▶ **YOUR INSTRUCTIONS**
Send back the records in full, character for character.

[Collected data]
════════

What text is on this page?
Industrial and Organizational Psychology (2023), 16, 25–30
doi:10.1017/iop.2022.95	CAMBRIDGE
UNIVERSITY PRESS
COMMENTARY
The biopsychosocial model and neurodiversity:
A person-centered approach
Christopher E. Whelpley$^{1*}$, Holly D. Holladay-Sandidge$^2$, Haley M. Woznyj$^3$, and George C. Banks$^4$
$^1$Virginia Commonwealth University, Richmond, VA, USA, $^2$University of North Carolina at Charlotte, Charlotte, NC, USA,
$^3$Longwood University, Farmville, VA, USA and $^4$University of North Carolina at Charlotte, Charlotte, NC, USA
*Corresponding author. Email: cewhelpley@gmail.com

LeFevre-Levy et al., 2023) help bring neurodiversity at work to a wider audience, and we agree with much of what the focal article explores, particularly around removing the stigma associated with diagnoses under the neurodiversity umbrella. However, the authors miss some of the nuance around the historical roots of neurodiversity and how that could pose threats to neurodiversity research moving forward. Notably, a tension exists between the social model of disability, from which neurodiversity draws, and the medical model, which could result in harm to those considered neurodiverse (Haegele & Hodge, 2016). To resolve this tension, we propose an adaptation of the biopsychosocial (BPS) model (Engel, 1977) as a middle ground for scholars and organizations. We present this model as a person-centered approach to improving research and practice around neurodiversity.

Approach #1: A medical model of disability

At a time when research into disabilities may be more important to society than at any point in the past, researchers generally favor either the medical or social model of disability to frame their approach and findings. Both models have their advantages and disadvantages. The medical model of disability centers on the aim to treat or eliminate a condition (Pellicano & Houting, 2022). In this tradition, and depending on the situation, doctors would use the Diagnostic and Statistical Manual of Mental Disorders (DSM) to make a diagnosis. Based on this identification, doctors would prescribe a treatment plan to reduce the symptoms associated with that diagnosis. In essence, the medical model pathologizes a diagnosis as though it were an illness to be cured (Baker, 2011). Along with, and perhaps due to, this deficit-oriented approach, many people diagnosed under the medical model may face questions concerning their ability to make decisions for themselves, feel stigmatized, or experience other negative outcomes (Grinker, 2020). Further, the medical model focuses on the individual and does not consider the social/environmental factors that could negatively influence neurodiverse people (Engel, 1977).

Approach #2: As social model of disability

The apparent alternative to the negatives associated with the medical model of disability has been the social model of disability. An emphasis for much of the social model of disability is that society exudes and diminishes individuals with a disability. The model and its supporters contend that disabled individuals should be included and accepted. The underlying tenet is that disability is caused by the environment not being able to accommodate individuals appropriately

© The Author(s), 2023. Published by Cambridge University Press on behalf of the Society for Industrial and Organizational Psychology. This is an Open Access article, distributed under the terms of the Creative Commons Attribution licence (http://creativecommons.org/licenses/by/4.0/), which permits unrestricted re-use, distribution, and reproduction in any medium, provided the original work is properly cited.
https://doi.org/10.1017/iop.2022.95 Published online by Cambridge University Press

════════

▶ **SOLUTION FOR THIS EXERCISE**
What text is on this page?
Industrial and Organizational Psychology (2023), 16, 25–30
doi:10.1017/iop.2022.95	CAMBRIDGE
UNIVERSITY PRESS
COMMENTARY
The biopsychosocial model and neurodiversity:
A person-centered approach
Christopher E. Whelpley$^{1*}$, Holly D. Holladay-Sandidge$^2$, Haley M. Woznyj$^3$, and George C. Banks$^4$
$^1$Virginia Commonwealth University, Richmond, VA, USA, $^2$University of North Carolina at Charlotte, Charlotte, NC, USA,
$^3$Longwood University, Farmville, VA, USA and $^4$University of North Carolina at Charlotte, Charlotte, NC, USA
*Corresponding author. Email: cewhelpley@gmail.com

LeFevre-Levy et al., 2023) help bring neurodiversity at work to a wider audience, and we agree with much of what the focal article explores, particularly around removing the stigma associated with diagnoses under the neurodiversity umbrella. However, the authors miss some of the nuance around the historical roots of neurodiversity and how that could pose threats to neurodiversity research moving forward. Notably, a tension exists between the social model of disability, from which neurodiversity draws, and the medical model, which could result in harm to those considered neurodiverse (Haegele & Hodge, 2016). To resolve this tension, we propose an adaptation of the biopsychosocial (BPS) model (Engel, 1977) as a middle ground for scholars and organizations. We present this model as a person-centered approach to improving research and practice around neurodiversity.

Approach #1: A medical model of disability

At a time when research into disabilities may be more important to society than at any point in the past, researchers generally favor either the medical or social model of disability to frame their approach and findings. Both models have their advantages and disadvantages. The medical model of disability centers on the aim to treat or eliminate a condition (Pellicano & Houting, 2022). In this tradition, and depending on the situation, doctors would use the Diagnostic and Statistical Manual of Mental Disorders (DSM) to make a diagnosis. Based on this identification, doctors would prescribe a treatment plan to reduce the symptoms associated with that diagnosis. In essence, the medical model pathologizes a diagnosis as though it were an illness to be cured (Baker, 2011). Along with, and perhaps due to, this deficit-oriented approach, many people diagnosed under the medical model may face questions concerning their ability to make decisions for themselves, feel stigmatized, or experience other negative outcomes (Grinker, 2020). Further, the medical model focuses on the individual and does not consider the social/environmental factors that could negatively influence neurodiverse people (Engel, 1977).

Approach #2: As social model of disability

The apparent alternative to the negatives associated with the medical model of disability has been the social model of disability. An emphasis for much of the social model of disability is that society exudes and diminishes individuals with a disability. The model and its supporters contend that disabled individuals should be included and accepted. The underlying tenet is that disability is caused by the environment not being able to accommodate individuals appropriately

© The Author(s), 2023. Published by Cambridge University Press on behalf of the Society for Industrial and Organizational Psychology. This is an Open Access article, distributed under the terms of the Creative Commons Attribution licence (http://creativecommons.org/licenses/by/4.0/), which permits unrestricted re-use, distribution, and reproduction in any medium, provided the original work is properly cited.
https://doi.org/10.1017/iop.2022.95 Published online by Cambridge University Press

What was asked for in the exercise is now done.